- Exercise requirements -
Each record needs to be echoed exactly; can you do that?
----
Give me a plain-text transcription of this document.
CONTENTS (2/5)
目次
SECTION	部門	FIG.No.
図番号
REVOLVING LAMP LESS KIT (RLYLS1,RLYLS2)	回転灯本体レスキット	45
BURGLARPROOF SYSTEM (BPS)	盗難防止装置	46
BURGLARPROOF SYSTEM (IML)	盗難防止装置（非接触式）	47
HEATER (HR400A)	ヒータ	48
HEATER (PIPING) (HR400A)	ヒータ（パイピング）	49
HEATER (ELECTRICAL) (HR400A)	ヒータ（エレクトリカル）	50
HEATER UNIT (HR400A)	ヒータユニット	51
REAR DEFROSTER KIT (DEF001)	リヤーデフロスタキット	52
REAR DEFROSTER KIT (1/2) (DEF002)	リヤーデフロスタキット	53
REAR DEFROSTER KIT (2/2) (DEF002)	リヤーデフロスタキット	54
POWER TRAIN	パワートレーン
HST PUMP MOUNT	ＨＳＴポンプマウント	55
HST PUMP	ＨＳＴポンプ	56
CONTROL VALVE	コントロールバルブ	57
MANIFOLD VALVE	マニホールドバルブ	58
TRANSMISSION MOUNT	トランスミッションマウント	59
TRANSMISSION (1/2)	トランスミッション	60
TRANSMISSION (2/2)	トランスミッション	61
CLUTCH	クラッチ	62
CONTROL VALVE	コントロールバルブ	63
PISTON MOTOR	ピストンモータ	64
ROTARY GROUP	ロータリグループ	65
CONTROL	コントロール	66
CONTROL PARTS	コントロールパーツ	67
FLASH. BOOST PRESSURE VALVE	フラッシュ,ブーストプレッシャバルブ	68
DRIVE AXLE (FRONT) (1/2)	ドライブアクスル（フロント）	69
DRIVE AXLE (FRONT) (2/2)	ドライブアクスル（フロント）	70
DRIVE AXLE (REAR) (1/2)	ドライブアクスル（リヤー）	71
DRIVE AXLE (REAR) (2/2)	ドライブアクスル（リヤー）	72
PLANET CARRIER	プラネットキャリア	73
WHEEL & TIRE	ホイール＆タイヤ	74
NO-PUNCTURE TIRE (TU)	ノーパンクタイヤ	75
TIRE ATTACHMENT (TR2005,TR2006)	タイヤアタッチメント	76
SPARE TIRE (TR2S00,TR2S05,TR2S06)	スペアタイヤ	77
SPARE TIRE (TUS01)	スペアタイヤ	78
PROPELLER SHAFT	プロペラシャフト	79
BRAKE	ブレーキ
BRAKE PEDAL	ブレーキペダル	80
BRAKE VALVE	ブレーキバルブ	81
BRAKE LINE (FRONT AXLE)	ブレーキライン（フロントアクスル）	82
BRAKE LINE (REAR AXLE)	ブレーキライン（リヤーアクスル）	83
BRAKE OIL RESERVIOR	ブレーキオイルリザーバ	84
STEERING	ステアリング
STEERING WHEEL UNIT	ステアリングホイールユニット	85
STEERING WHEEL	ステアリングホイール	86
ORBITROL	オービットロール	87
----
- Exercise answer -
Give me a plain-text transcription of this document.
CONTENTS (2/5)
目次
SECTION	部門	FIG.No.
図番号
REVOLVING LAMP LESS KIT (RLYLS1,RLYLS2)	回転灯本体レスキット	45
BURGLARPROOF SYSTEM (BPS)	盗難防止装置	46
BURGLARPROOF SYSTEM (IML)	盗難防止装置（非接触式）	47
HEATER (HR400A)	ヒータ	48
HEATER (PIPING) (HR400A)	ヒータ（パイピング）	49
HEATER (ELECTRICAL) (HR400A)	ヒータ（エレクトリカル）	50
HEATER UNIT (HR400A)	ヒータユニット	51
REAR DEFROSTER KIT (DEF001)	リヤーデフロスタキット	52
REAR DEFROSTER KIT (1/2) (DEF002)	リヤーデフロスタキット	53
REAR DEFROSTER KIT (2/2) (DEF002)	リヤーデフロスタキット	54
POWER TRAIN	パワートレーン
HST PUMP MOUNT	ＨＳＴポンプマウント	55
HST PUMP	ＨＳＴポンプ	56
CONTROL VALVE	コントロールバルブ	57
MANIFOLD VALVE	マニホールドバルブ	58
TRANSMISSION MOUNT	トランスミッションマウント	59
TRANSMISSION (1/2)	トランスミッション	60
TRANSMISSION (2/2)	トランスミッション	61
CLUTCH	クラッチ	62
CONTROL VALVE	コントロールバルブ	63
PISTON MOTOR	ピストンモータ	64
ROTARY GROUP	ロータリグループ	65
CONTROL	コントロール	66
CONTROL PARTS	コントロールパーツ	67
FLASH. BOOST PRESSURE VALVE	フラッシュ,ブーストプレッシャバルブ	68
DRIVE AXLE (FRONT) (1/2)	ドライブアクスル（フロント）	69
DRIVE AXLE (FRONT) (2/2)	ドライブアクスル（フロント）	70
DRIVE AXLE (REAR) (1/2)	ドライブアクスル（リヤー）	71
DRIVE AXLE (REAR) (2/2)	ドライブアクスル（リヤー）	72
PLANET CARRIER	プラネットキャリア	73
WHEEL & TIRE	ホイール＆タイヤ	74
NO-PUNCTURE TIRE (TU)	ノーパンクタイヤ	75
TIRE ATTACHMENT (TR2005,TR2006)	タイヤアタッチメント	76
SPARE TIRE (TR2S00,TR2S05,TR2S06)	スペアタイヤ	77
SPARE TIRE (TUS01)	スペアタイヤ	78
PROPELLER SHAFT	プロペラシャフト	79
BRAKE	ブレーキ
BRAKE PEDAL	ブレーキペダル	80
BRAKE VALVE	ブレーキバルブ	81
BRAKE LINE (FRONT AXLE)	ブレーキライン（フロントアクスル）	82
BRAKE LINE (REAR AXLE)	ブレーキライン（リヤーアクスル）	83
BRAKE OIL RESERVIOR	ブレーキオイルリザーバ	84
STEERING	ステアリング
STEERING WHEEL UNIT	ステアリングホイールユニット	85
STEERING WHEEL	ステアリングホイール	86
ORBITROL	オービットロール	87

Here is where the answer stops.